WORK TO COMPLETE: Identify the lines that contain the string "plus", then copy each of them.

# # # #

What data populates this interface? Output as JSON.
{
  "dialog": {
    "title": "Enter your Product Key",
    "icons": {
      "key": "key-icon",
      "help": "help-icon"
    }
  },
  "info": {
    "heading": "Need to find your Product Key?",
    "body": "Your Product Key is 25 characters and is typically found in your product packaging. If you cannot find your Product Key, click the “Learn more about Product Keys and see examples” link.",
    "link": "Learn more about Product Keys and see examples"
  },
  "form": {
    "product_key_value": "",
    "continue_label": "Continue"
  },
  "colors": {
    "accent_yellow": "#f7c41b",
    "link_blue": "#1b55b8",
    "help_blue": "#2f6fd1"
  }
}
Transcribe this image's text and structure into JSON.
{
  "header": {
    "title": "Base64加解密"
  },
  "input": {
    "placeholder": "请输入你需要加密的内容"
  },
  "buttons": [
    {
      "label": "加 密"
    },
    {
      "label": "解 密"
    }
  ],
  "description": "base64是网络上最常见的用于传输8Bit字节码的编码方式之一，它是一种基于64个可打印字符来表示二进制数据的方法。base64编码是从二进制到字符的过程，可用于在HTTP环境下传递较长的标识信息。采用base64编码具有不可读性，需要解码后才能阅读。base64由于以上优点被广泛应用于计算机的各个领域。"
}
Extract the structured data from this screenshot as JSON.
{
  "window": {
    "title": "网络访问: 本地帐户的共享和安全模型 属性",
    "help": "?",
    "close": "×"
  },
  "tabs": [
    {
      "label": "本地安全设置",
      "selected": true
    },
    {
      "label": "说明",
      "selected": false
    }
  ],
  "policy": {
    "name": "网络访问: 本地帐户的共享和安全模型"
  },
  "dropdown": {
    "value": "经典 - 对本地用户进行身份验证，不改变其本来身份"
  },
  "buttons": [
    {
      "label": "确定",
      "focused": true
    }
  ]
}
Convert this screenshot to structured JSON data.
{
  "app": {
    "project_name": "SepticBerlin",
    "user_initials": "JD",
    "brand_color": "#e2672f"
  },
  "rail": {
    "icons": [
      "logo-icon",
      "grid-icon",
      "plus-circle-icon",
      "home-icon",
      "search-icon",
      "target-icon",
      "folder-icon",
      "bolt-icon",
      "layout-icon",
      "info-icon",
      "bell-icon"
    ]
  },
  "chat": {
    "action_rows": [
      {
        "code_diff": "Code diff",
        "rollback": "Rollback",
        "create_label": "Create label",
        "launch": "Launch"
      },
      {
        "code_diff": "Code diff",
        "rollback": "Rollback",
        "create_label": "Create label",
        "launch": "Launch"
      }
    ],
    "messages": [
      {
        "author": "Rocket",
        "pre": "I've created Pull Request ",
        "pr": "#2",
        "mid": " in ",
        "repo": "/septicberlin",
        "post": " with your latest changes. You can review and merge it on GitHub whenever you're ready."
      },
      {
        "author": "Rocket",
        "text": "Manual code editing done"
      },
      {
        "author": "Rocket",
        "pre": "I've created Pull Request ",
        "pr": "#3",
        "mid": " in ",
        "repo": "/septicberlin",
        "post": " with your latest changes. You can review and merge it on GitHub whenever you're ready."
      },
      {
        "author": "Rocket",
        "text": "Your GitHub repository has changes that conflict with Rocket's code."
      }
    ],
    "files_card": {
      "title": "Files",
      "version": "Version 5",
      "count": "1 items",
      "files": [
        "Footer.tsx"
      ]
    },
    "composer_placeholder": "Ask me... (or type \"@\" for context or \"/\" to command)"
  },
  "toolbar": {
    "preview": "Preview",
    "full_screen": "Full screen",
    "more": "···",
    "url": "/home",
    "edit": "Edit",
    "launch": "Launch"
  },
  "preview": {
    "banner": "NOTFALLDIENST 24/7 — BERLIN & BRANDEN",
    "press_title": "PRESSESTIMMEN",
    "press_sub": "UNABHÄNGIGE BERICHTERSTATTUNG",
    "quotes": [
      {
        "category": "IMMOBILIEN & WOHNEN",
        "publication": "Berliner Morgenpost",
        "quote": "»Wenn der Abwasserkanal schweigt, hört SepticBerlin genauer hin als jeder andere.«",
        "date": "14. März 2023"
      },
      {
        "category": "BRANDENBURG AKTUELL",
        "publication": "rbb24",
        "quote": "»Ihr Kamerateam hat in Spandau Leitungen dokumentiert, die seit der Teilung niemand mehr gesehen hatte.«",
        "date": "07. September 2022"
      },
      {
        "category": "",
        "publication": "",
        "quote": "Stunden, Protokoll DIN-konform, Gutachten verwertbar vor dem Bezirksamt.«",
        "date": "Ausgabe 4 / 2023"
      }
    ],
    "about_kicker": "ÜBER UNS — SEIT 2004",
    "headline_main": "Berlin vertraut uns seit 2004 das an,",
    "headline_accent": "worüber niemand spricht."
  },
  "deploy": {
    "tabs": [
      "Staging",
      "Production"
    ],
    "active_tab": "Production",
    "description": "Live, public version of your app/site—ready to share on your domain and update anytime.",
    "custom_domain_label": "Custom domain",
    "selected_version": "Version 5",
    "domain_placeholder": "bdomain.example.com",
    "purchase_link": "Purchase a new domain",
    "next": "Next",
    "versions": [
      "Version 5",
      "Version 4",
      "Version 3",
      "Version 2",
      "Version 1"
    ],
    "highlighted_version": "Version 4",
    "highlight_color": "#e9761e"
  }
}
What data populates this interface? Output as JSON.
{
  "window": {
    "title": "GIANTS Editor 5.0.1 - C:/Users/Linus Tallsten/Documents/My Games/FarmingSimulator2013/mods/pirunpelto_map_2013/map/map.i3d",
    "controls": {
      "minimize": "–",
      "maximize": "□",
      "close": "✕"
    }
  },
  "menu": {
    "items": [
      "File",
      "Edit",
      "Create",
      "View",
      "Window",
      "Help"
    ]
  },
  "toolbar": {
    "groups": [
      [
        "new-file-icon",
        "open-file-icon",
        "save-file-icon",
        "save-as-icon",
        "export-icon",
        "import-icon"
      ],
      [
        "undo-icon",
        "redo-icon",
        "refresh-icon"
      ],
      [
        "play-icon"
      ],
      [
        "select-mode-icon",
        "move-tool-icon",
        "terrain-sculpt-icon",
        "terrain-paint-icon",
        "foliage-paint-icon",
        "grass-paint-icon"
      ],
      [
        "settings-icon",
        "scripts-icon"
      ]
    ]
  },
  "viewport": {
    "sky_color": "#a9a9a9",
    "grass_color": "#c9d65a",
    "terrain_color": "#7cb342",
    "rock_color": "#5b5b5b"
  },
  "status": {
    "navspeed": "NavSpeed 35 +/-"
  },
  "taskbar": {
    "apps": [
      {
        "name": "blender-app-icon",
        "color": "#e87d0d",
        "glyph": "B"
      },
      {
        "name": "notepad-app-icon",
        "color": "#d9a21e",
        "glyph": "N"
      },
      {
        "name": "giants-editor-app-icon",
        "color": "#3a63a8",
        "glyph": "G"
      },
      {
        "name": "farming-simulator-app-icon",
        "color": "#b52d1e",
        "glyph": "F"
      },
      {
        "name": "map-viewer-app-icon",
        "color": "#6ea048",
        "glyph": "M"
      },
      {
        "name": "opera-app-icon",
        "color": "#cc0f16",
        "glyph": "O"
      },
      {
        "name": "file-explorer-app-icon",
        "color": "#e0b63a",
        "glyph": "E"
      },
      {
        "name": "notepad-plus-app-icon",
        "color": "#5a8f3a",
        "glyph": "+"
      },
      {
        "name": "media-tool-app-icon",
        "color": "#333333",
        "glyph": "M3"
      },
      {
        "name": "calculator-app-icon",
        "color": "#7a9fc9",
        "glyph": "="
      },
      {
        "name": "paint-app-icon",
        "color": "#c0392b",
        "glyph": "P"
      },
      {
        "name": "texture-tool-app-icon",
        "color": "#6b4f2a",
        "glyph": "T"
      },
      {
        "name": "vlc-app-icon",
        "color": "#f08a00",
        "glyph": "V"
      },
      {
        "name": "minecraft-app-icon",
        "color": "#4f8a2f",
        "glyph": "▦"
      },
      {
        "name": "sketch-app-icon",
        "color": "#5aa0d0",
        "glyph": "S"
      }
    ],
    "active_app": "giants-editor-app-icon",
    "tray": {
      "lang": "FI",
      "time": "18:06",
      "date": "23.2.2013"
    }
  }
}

# # # #

EXERCISE RESPONSE:
      "plus-circle-icon",
        "name": "notepad-plus-app-icon",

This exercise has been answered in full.